[Recorded data]

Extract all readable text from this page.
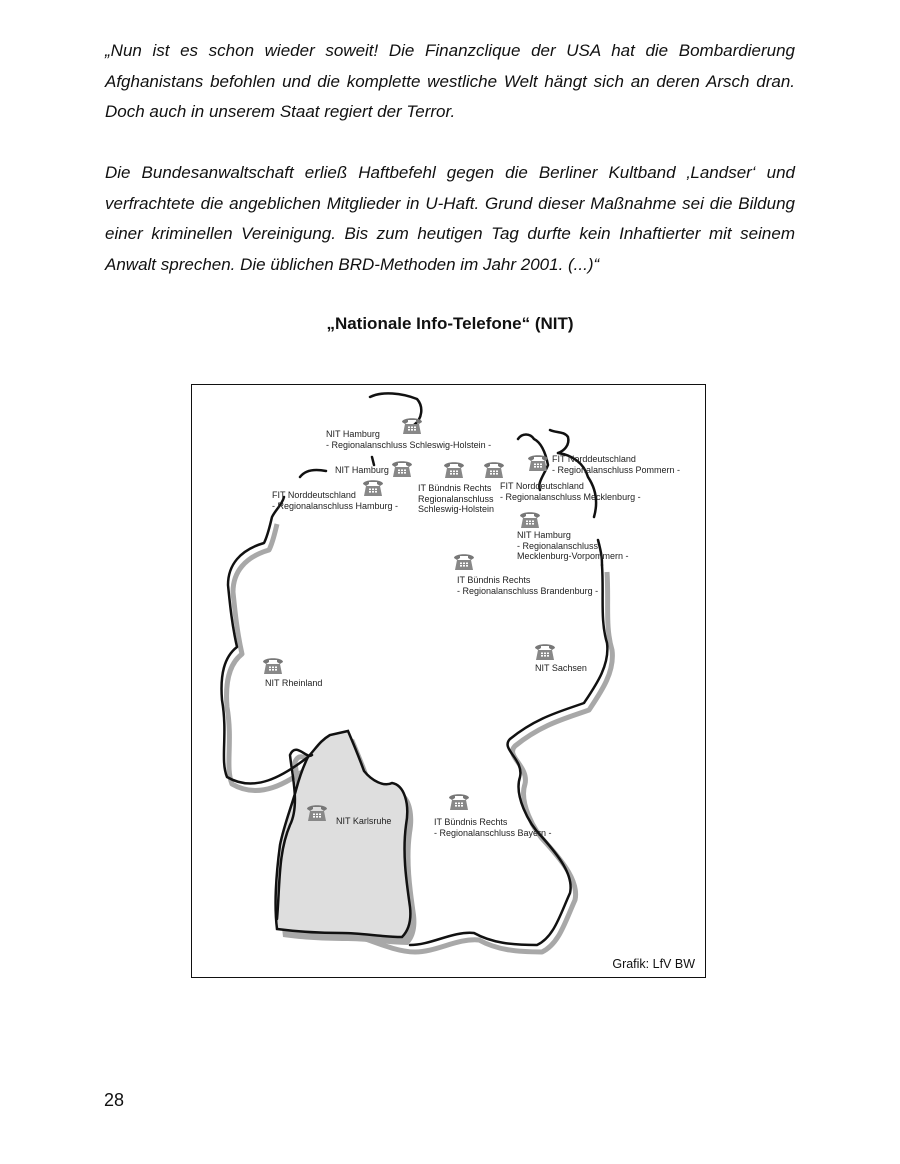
„Nun ist es schon wieder soweit! Die Finanzclique der USA hat die Bombardierung Afghanistans befohlen und die komplette westliche Welt hängt sich an deren Arsch dran. Doch auch in unserem Staat regiert der Terror.

Die Bundesanwaltschaft erließ Haftbefehl gegen die Berliner Kultband ‚Landser‘ und verfrachtete die angeblichen Mitglieder in U-Haft. Grund dieser Maßnahme sei die Bildung einer kriminellen Vereinigung. Bis zum heutigen Tag durfte kein Inhaftierter mit seinem Anwalt sprechen. Die üblichen BRD-Methoden im Jahr 2001. (...)“

„Nationale Info-Telefone“ (NIT)
NIT Hamburg
- Regionalanschluss Schleswig-Holstein -
NIT Hamburg
FIT Norddeutschland
- Regionalanschluss Hamburg -
IT Bündnis Rechts
Regionalanschluss
Schleswig-Holstein
FIT Norddeutschland
- Regionalanschluss Mecklenburg -
FIT Norddeutschland
- Regionalanschluss Pommern -
NIT Hamburg
- Regionalanschluss
Mecklenburg-Vorpommern -
IT Bündnis Rechts
- Regionalanschluss Brandenburg -
NIT Rheinland
NIT Sachsen
NIT Karlsruhe	IT Bündnis Rechts
- Regionalanschluss Bayern -
Grafik: LfV BW
28
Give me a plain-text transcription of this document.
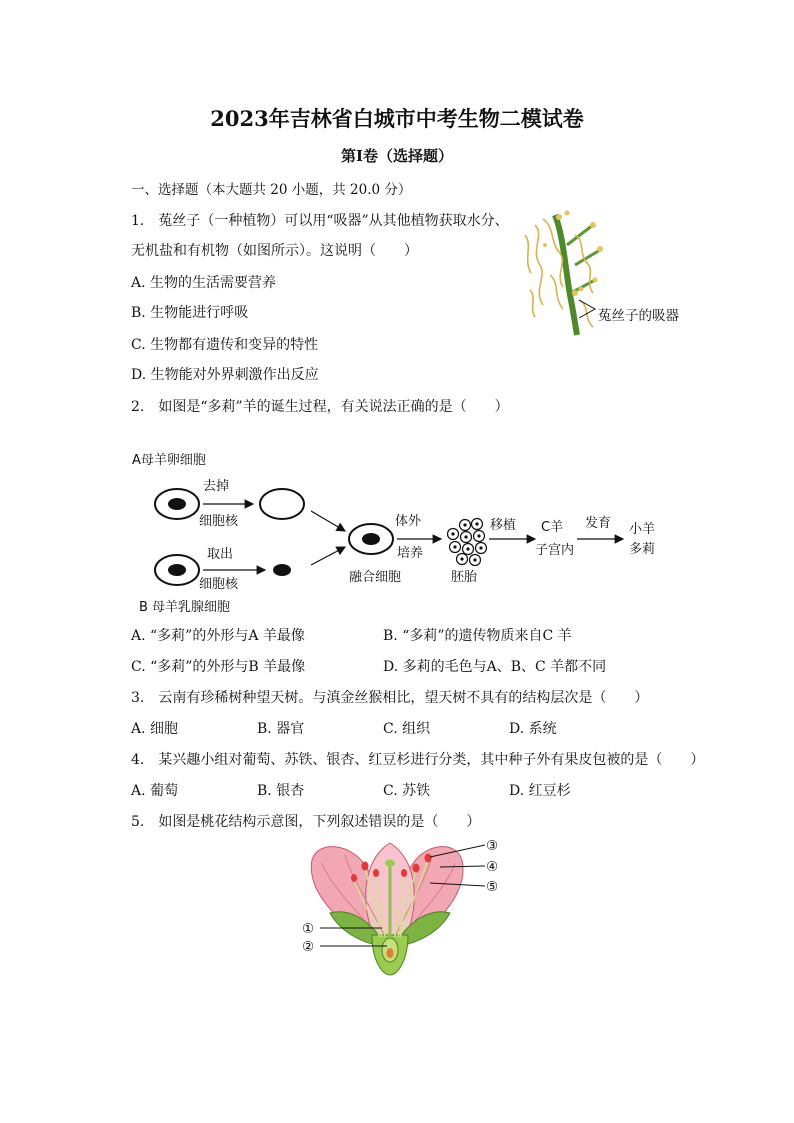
2023年吉林省白城市中考生物二模试卷
第Ⅰ卷（选择题）
一、选择题（本大题共 20 小题，共 20.0 分）
1.　菟丝子（一种植物）可以用“吸器”从其他植物获取水分、
无机盐和有机物（如图所示）。这说明（　　）
A. 生物的生活需要营养
B. 生物能进行呼吸
C. 生物都有遗传和变异的特性
D. 生物能对外界刺激作出反应
菟丝子的吸器
2.　如图是“多莉”羊的诞生过程，有关说法正确的是（　　）
A母羊卵细胞
去掉
细胞核
取出
细胞核
B 母羊乳腺细胞
融合细胞
体外
培养
胚胎
移植 C羊
子宫内
发育 小羊
多莉
A. “多莉”的外形与A 羊最像	B. “多莉”的遗传物质来自C 羊
C. “多莉”的外形与B 羊最像	D. 多莉的毛色与A、B、C 羊都不同
3.　云南有珍稀树种望天树。与滇金丝猴相比，望天树不具有的结构层次是（　　）
A. 细胞	B. 器官	C. 组织	D. 系统
4.　某兴趣小组对葡萄、苏铁、银杏、红豆杉进行分类，其中种子外有果皮包被的是（　　）
A. 葡萄	B. 银杏	C. 苏铁	D. 红豆杉
5.　如图是桃花结构示意图，下列叙述错误的是（　　）
③
④
⑤
①
②
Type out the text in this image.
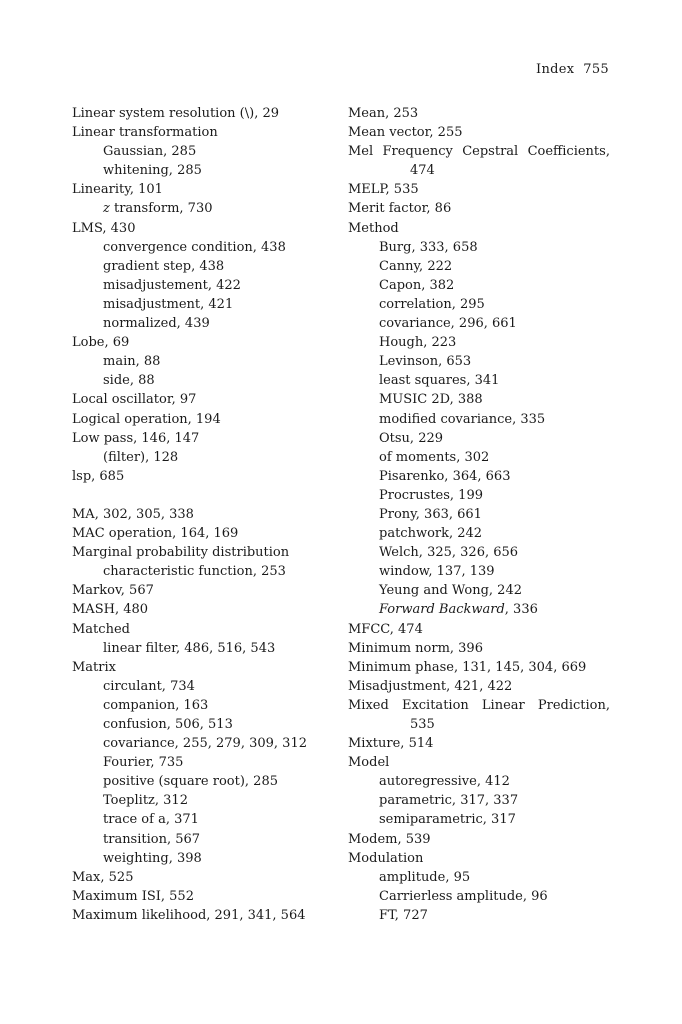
Index 755
Linear system resolution (\), 29
Linear transformation
Gaussian, 285
whitening, 285
Linearity, 101
z transform, 730
LMS, 430
convergence condition, 438
gradient step, 438
misadjustement, 422
misadjustment, 421
normalized, 439
Lobe, 69
main, 88
side, 88
Local oscillator, 97
Logical operation, 194
Low pass, 146, 147
(filter), 128
lsp, 685
MA, 302, 305, 338
MAC operation, 164, 169
Marginal probability distribution
characteristic function, 253
Markov, 567
MASH, 480
Matched
linear filter, 486, 516, 543
Matrix
circulant, 734
companion, 163
confusion, 506, 513
covariance, 255, 279, 309, 312
Fourier, 735
positive (square root), 285
Toeplitz, 312
trace of a, 371
transition, 567
weighting, 398
Max, 525
Maximum ISI, 552
Maximum likelihood, 291, 341, 564
Mean, 253
Mean vector, 255
Mel Frequency Cepstral Coefficients,
474
MELP, 535
Merit factor, 86
Method
Burg, 333, 658
Canny, 222
Capon, 382
correlation, 295
covariance, 296, 661
Hough, 223
Levinson, 653
least squares, 341
MUSIC 2D, 388
modified covariance, 335
Otsu, 229
of moments, 302
Pisarenko, 364, 663
Procrustes, 199
Prony, 363, 661
patchwork, 242
Welch, 325, 326, 656
window, 137, 139
Yeung and Wong, 242
Forward Backward, 336
MFCC, 474
Minimum norm, 396
Minimum phase, 131, 145, 304, 669
Misadjustment, 421, 422
Mixed Excitation Linear Prediction,
535
Mixture, 514
Model
autoregressive, 412
parametric, 317, 337
semiparametric, 317
Modem, 539
Modulation
amplitude, 95
Carrierless amplitude, 96
FT, 727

_Objective_: All of the entries above should be copied exactly, except for the pictures.

_Solution to this exercise_:
Extract all readable text from this page.
„Nun ist es schon wieder soweit! Die Finanzclique der USA hat die Bombardierung Afghanistans befohlen und die komplette westliche Welt hängt sich an deren Arsch dran. Doch auch in unserem Staat regiert der Terror.

Die Bundesanwaltschaft erließ Haftbefehl gegen die Berliner Kultband ‚Landser‘ und verfrachtete die angeblichen Mitglieder in U-Haft. Grund dieser Maßnahme sei die Bildung einer kriminellen Vereinigung. Bis zum heutigen Tag durfte kein Inhaftierter mit seinem Anwalt sprechen. Die üblichen BRD-Methoden im Jahr 2001. (...)“

„Nationale Info-Telefone“ (NIT)
NIT Hamburg
- Regionalanschluss Schleswig-Holstein -
NIT Hamburg
FIT Norddeutschland
- Regionalanschluss Hamburg -
IT Bündnis Rechts
Regionalanschluss
Schleswig-Holstein
FIT Norddeutschland
- Regionalanschluss Mecklenburg -
FIT Norddeutschland
- Regionalanschluss Pommern -
NIT Hamburg
- Regionalanschluss
Mecklenburg-Vorpommern -
IT Bündnis Rechts
- Regionalanschluss Brandenburg -
NIT Rheinland
NIT Sachsen
NIT Karlsruhe	IT Bündnis Rechts
- Regionalanschluss Bayern -
Grafik: LfV BW
28
Give me a plain-text transcription of this document.
2023年吉林省白城市中考生物二模试卷
第Ⅰ卷（选择题）
一、选择题（本大题共 20 小题，共 20.0 分）
1.　菟丝子（一种植物）可以用“吸器”从其他植物获取水分、
无机盐和有机物（如图所示）。这说明（　　）
A. 生物的生活需要营养
B. 生物能进行呼吸
C. 生物都有遗传和变异的特性
D. 生物能对外界刺激作出反应
菟丝子的吸器
2.　如图是“多莉”羊的诞生过程，有关说法正确的是（　　）
A母羊卵细胞
去掉
细胞核
取出
细胞核
B 母羊乳腺细胞
融合细胞
体外
培养
胚胎
移植 C羊
子宫内
发育 小羊
多莉
A. “多莉”的外形与A 羊最像	B. “多莉”的遗传物质来自C 羊
C. “多莉”的外形与B 羊最像	D. 多莉的毛色与A、B、C 羊都不同
3.　云南有珍稀树种望天树。与滇金丝猴相比，望天树不具有的结构层次是（　　）
A. 细胞	B. 器官	C. 组织	D. 系统
4.　某兴趣小组对葡萄、苏铁、银杏、红豆杉进行分类，其中种子外有果皮包被的是（　　）
A. 葡萄	B. 银杏	C. 苏铁	D. 红豆杉
5.　如图是桃花结构示意图，下列叙述错误的是（　　）
③
④
⑤
①
②
Type out the text in this image.
Index 755
Linear system resolution (\), 29
Linear transformation
Gaussian, 285
whitening, 285
Linearity, 101
z transform, 730
LMS, 430
convergence condition, 438
gradient step, 438
misadjustement, 422
misadjustment, 421
normalized, 439
Lobe, 69
main, 88
side, 88
Local oscillator, 97
Logical operation, 194
Low pass, 146, 147
(filter), 128
lsp, 685
MA, 302, 305, 338
MAC operation, 164, 169
Marginal probability distribution
characteristic function, 253
Markov, 567
MASH, 480
Matched
linear filter, 486, 516, 543
Matrix
circulant, 734
companion, 163
confusion, 506, 513
covariance, 255, 279, 309, 312
Fourier, 735
positive (square root), 285
Toeplitz, 312
trace of a, 371
transition, 567
weighting, 398
Max, 525
Maximum ISI, 552
Maximum likelihood, 291, 341, 564
Mean, 253
Mean vector, 255
Mel Frequency Cepstral Coefficients,
474
MELP, 535
Merit factor, 86
Method
Burg, 333, 658
Canny, 222
Capon, 382
correlation, 295
covariance, 296, 661
Hough, 223
Levinson, 653
least squares, 341
MUSIC 2D, 388
modified covariance, 335
Otsu, 229
of moments, 302
Pisarenko, 364, 663
Procrustes, 199
Prony, 363, 661
patchwork, 242
Welch, 325, 326, 656
window, 137, 139
Yeung and Wong, 242
Forward Backward, 336
MFCC, 474
Minimum norm, 396
Minimum phase, 131, 145, 304, 669
Misadjustment, 421, 422
Mixed Excitation Linear Prediction,
535
Mixture, 514
Model
autoregressive, 412
parametric, 317, 337
semiparametric, 317
Modem, 539
Modulation
amplitude, 95
Carrierless amplitude, 96
FT, 727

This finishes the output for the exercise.